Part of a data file
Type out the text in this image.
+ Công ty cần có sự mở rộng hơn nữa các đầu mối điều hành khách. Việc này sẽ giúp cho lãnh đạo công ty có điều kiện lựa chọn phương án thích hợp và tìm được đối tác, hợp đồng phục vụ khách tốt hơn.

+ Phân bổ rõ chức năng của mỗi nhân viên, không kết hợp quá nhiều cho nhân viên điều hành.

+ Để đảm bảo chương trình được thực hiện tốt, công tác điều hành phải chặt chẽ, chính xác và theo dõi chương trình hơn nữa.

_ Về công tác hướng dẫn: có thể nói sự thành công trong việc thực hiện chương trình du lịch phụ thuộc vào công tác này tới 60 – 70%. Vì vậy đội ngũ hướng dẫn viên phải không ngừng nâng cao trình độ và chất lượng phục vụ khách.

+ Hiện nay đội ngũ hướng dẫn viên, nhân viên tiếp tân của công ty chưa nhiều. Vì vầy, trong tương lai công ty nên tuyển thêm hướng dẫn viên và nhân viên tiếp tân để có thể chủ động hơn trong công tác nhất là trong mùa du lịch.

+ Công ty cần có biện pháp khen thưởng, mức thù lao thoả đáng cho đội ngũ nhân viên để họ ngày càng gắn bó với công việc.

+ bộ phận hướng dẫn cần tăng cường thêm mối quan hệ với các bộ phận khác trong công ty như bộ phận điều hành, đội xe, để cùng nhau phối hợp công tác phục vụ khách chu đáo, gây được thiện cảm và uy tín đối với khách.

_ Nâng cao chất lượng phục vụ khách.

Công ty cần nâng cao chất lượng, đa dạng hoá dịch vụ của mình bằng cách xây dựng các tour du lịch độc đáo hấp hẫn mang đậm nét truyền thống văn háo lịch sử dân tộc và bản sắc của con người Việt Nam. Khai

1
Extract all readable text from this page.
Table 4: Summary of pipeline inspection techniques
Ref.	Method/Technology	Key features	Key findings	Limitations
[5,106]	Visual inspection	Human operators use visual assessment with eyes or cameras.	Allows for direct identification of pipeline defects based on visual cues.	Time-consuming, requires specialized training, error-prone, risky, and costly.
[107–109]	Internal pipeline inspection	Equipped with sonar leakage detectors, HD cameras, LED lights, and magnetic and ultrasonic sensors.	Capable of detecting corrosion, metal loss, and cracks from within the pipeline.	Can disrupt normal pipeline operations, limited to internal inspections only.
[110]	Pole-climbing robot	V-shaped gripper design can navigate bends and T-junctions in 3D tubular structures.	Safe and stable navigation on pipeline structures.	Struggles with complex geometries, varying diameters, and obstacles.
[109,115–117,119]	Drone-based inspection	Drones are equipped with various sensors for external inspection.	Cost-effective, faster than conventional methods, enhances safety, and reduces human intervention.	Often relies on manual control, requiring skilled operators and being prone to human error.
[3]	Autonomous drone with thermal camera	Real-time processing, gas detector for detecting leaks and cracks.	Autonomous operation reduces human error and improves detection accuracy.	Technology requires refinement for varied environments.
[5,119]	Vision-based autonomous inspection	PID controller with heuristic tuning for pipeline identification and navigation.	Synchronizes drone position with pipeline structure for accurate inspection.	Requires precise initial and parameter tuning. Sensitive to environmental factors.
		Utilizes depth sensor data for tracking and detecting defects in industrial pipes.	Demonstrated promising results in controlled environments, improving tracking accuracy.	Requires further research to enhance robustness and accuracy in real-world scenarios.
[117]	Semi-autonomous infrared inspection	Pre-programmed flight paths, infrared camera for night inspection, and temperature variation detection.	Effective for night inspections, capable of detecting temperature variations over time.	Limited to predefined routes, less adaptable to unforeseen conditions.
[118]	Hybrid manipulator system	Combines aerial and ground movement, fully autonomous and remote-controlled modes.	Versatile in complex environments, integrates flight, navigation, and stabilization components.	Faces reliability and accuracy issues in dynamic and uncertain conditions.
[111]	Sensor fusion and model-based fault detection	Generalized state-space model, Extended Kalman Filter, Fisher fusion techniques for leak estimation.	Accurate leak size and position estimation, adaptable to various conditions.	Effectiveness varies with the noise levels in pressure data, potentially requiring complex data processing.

WHAT NEEDS TO BE DONE
The records above are to be repeated exactly, in their entirety.

REPLY TO THE TASK
Type out the text in this image.
+ Công ty cần có sự mở rộng hơn nữa các đầu mối điều hành khách. Việc này sẽ giúp cho lãnh đạo công ty có điều kiện lựa chọn phương án thích hợp và tìm được đối tác, hợp đồng phục vụ khách tốt hơn.

+ Phân bổ rõ chức năng của mỗi nhân viên, không kết hợp quá nhiều cho nhân viên điều hành.

+ Để đảm bảo chương trình được thực hiện tốt, công tác điều hành phải chặt chẽ, chính xác và theo dõi chương trình hơn nữa.

_ Về công tác hướng dẫn: có thể nói sự thành công trong việc thực hiện chương trình du lịch phụ thuộc vào công tác này tới 60 – 70%. Vì vậy đội ngũ hướng dẫn viên phải không ngừng nâng cao trình độ và chất lượng phục vụ khách.

+ Hiện nay đội ngũ hướng dẫn viên, nhân viên tiếp tân của công ty chưa nhiều. Vì vầy, trong tương lai công ty nên tuyển thêm hướng dẫn viên và nhân viên tiếp tân để có thể chủ động hơn trong công tác nhất là trong mùa du lịch.

+ Công ty cần có biện pháp khen thưởng, mức thù lao thoả đáng cho đội ngũ nhân viên để họ ngày càng gắn bó với công việc.

+ bộ phận hướng dẫn cần tăng cường thêm mối quan hệ với các bộ phận khác trong công ty như bộ phận điều hành, đội xe, để cùng nhau phối hợp công tác phục vụ khách chu đáo, gây được thiện cảm và uy tín đối với khách.

_ Nâng cao chất lượng phục vụ khách.

Công ty cần nâng cao chất lượng, đa dạng hoá dịch vụ của mình bằng cách xây dựng các tour du lịch độc đáo hấp hẫn mang đậm nét truyền thống văn háo lịch sử dân tộc và bản sắc của con người Việt Nam. Khai

1
Extract all readable text from this page.
Table 4: Summary of pipeline inspection techniques
Ref.	Method/Technology	Key features	Key findings	Limitations
[5,106]	Visual inspection	Human operators use visual assessment with eyes or cameras.	Allows for direct identification of pipeline defects based on visual cues.	Time-consuming, requires specialized training, error-prone, risky, and costly.
[107–109]	Internal pipeline inspection	Equipped with sonar leakage detectors, HD cameras, LED lights, and magnetic and ultrasonic sensors.	Capable of detecting corrosion, metal loss, and cracks from within the pipeline.	Can disrupt normal pipeline operations, limited to internal inspections only.
[110]	Pole-climbing robot	V-shaped gripper design can navigate bends and T-junctions in 3D tubular structures.	Safe and stable navigation on pipeline structures.	Struggles with complex geometries, varying diameters, and obstacles.
[109,115–117,119]	Drone-based inspection	Drones are equipped with various sensors for external inspection.	Cost-effective, faster than conventional methods, enhances safety, and reduces human intervention.	Often relies on manual control, requiring skilled operators and being prone to human error.
[3]	Autonomous drone with thermal camera	Real-time processing, gas detector for detecting leaks and cracks.	Autonomous operation reduces human error and improves detection accuracy.	Technology requires refinement for varied environments.
[5,119]	Vision-based autonomous inspection	PID controller with heuristic tuning for pipeline identification and navigation.	Synchronizes drone position with pipeline structure for accurate inspection.	Requires precise initial and parameter tuning. Sensitive to environmental factors.
		Utilizes depth sensor data for tracking and detecting defects in industrial pipes.	Demonstrated promising results in controlled environments, improving tracking accuracy.	Requires further research to enhance robustness and accuracy in real-world scenarios.
[117]	Semi-autonomous infrared inspection	Pre-programmed flight paths, infrared camera for night inspection, and temperature variation detection.	Effective for night inspections, capable of detecting temperature variations over time.	Limited to predefined routes, less adaptable to unforeseen conditions.
[118]	Hybrid manipulator system	Combines aerial and ground movement, fully autonomous and remote-controlled modes.	Versatile in complex environments, integrates flight, navigation, and stabilization components.	Faces reliability and accuracy issues in dynamic and uncertain conditions.
[111]	Sensor fusion and model-based fault detection	Generalized state-space model, Extended Kalman Filter, Fisher fusion techniques for leak estimation.	Accurate leak size and position estimation, adaptable to various conditions.	Effectiveness varies with the noise levels in pressure data, potentially requiring complex data processing.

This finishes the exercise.